**BRIEF 1:**
According to the seafood stew recipe, which kind of potato is best for making gnocchi?
**BRIEF 2:**
Reproduce the stretch of the records from the line containing "header-2020: 2020 年度" through the line containing "cell-2018: 3.67% <box>709 270 929 325</box>", character for character.

**EXTRACT PROVIDED:**
· · · ·
Seafood Stew with Wine, Onions and Potatoes


This week we’ve got some very big yellow onions and lots of Yukon Gold potatoes. Initially I thought about making gnocchi, but Russet potatoes are the best for that purpose. So I decided to make a fish stew. My mom used to call it bouillabaisse. It’s not the actual French bouillabaisse but it’s a fish stew.
This is a great dish for impressing people, but at the same time it’s very easy to make and it’s flawless: there is no way to get it wrong. It is sophisticated and simple. And delicious.


Seafood Stew with Wine, Onions and Potatoes
6 servings

1 lb seafood:
any combination of white fish (1/2 lb at least), shrimp, small scallops, mussels or calamari. Sometimes I use only fish, today I used fish and shrimp.
· · · ·
**DATASET RECORDS:**
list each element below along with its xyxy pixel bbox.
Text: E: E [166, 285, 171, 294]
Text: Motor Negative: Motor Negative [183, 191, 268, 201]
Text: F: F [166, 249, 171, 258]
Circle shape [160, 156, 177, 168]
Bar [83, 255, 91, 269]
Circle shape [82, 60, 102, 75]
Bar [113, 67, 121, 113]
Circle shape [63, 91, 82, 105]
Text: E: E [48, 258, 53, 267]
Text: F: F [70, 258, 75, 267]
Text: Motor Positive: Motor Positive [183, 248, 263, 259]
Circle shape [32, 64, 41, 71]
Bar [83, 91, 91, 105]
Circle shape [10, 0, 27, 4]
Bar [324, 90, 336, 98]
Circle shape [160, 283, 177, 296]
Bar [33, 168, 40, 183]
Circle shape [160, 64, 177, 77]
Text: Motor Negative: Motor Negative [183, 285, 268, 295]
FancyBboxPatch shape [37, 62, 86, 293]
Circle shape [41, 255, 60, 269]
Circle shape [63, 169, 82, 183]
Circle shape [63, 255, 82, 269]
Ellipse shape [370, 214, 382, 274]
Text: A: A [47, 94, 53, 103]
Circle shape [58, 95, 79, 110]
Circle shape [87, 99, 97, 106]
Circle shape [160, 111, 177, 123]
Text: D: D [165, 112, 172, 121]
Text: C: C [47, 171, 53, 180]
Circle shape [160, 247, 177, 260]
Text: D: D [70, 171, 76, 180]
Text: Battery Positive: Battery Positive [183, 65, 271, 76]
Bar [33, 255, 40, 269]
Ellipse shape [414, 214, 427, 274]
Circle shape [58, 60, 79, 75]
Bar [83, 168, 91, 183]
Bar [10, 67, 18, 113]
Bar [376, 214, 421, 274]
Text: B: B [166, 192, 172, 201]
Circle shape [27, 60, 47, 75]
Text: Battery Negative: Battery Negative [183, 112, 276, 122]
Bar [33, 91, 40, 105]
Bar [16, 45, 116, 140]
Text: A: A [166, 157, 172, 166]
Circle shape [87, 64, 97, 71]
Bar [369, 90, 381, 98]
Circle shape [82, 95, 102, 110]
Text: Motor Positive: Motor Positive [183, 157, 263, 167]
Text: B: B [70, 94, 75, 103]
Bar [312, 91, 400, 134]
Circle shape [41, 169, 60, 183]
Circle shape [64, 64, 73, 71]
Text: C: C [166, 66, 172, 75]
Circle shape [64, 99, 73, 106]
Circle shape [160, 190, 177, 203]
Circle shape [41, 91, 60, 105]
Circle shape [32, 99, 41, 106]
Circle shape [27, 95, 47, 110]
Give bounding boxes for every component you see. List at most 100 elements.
· · · ·
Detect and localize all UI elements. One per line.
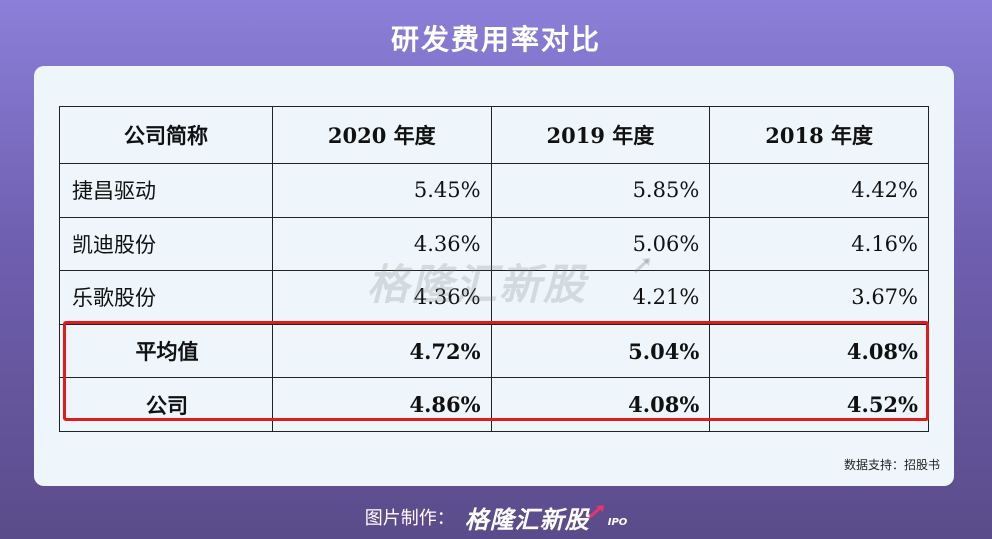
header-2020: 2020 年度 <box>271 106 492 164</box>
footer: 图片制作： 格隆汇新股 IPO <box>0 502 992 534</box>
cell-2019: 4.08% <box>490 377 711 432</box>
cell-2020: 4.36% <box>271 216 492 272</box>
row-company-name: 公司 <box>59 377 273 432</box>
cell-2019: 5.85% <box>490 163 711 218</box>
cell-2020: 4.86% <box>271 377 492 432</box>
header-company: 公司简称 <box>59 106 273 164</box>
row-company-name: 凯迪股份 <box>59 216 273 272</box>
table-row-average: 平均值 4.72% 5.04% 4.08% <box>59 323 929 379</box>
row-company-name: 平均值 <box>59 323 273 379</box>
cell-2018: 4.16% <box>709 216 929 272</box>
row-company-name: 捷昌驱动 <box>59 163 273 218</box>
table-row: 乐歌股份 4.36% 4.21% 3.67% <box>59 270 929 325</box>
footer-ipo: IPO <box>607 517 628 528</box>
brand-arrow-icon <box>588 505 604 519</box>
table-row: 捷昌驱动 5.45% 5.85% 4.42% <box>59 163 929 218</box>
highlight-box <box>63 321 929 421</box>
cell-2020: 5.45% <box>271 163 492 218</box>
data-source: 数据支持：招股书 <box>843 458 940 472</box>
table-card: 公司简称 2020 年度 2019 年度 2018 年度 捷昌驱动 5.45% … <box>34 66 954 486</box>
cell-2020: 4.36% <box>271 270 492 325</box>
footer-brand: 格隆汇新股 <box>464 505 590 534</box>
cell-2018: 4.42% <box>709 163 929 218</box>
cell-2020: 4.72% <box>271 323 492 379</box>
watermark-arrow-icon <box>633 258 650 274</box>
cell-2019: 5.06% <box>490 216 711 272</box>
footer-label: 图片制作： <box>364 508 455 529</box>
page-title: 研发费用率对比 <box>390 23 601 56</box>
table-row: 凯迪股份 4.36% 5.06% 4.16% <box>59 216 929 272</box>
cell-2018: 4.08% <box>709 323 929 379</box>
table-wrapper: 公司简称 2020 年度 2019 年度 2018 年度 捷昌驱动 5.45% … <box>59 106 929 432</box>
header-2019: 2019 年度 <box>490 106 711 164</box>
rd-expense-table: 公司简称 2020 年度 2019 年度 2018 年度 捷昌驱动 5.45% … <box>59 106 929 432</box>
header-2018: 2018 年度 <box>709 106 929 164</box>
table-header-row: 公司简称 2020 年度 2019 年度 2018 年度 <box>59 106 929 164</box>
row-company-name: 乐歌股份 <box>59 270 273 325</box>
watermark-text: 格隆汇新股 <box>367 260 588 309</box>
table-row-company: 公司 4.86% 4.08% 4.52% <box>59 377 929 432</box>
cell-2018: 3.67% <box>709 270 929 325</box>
· · · ·
**TASK RESPONSE 1:**
Russet potatoes are the best for gnocchi.

**TASK RESPONSE 2:**
header-2020: 2020 年度 <box>271 106 492 164</box>
footer: 图片制作： 格隆汇新股 IPO <box>0 502 992 534</box>
cell-2019: 4.08% <box>490 377 711 432</box>
cell-2020: 4.36% <box>271 216 492 272</box>
row-company-name: 公司 <box>59 377 273 432</box>
cell-2019: 5.85% <box>490 163 711 218</box>
cell-2020: 4.86% <box>271 377 492 432</box>
header-company: 公司简称 <box>59 106 273 164</box>
row-company-name: 凯迪股份 <box>59 216 273 272</box>
table-row-average: 平均值 4.72% 5.04% 4.08% <box>59 323 929 379</box>
row-company-name: 平均值 <box>59 323 273 379</box>
cell-2018: 4.16% <box>709 216 929 272</box>
row-company-name: 捷昌驱动 <box>59 163 273 218</box>
table-row: 乐歌股份 4.36% 4.21% 3.67% <box>59 270 929 325</box>
footer-ipo: IPO <box>607 517 628 528</box>
brand-arrow-icon <box>588 505 604 519</box>
table-row: 捷昌驱动 5.45% 5.85% 4.42% <box>59 163 929 218</box>
highlight-box <box>63 321 929 421</box>
cell-2020: 5.45% <box>271 163 492 218</box>
data-source: 数据支持：招股书 <box>843 458 940 472</box>
table-card: 公司简称 2020 年度 2019 年度 2018 年度 捷昌驱动 5.45% … <box>34 66 954 486</box>
cell-2020: 4.36% <box>271 270 492 325</box>
footer-brand: 格隆汇新股 <box>464 505 590 534</box>
cell-2018: 4.42% <box>709 163 929 218</box>
cell-2020: 4.72% <box>271 323 492 379</box>
watermark-arrow-icon <box>633 258 650 274</box>
cell-2019: 5.06% <box>490 216 711 272</box>
footer-label: 图片制作： <box>364 508 455 529</box>
page-title: 研发费用率对比 <box>390 23 601 56</box>
table-row: 凯迪股份 4.36% 5.06% 4.16% <box>59 216 929 272</box>
cell-2018: 4.08% <box>709 323 929 379</box>
table-wrapper: 公司简称 2020 年度 2019 年度 2018 年度 捷昌驱动 5.45% … <box>59 106 929 432</box>
header-2019: 2019 年度 <box>490 106 711 164</box>
rd-expense-table: 公司简称 2020 年度 2019 年度 2018 年度 捷昌驱动 5.45% … <box>59 106 929 432</box>
header-2018: 2018 年度 <box>709 106 929 164</box>
table-header-row: 公司简称 2020 年度 2019 年度 2018 年度 <box>59 106 929 164</box>
row-company-name: 乐歌股份 <box>59 270 273 325</box>
watermark-text: 格隆汇新股 <box>367 260 588 309</box>
table-row-company: 公司 4.86% 4.08% 4.52% <box>59 377 929 432</box>
cell-2018: 3.67% <box>709 270 929 325</box>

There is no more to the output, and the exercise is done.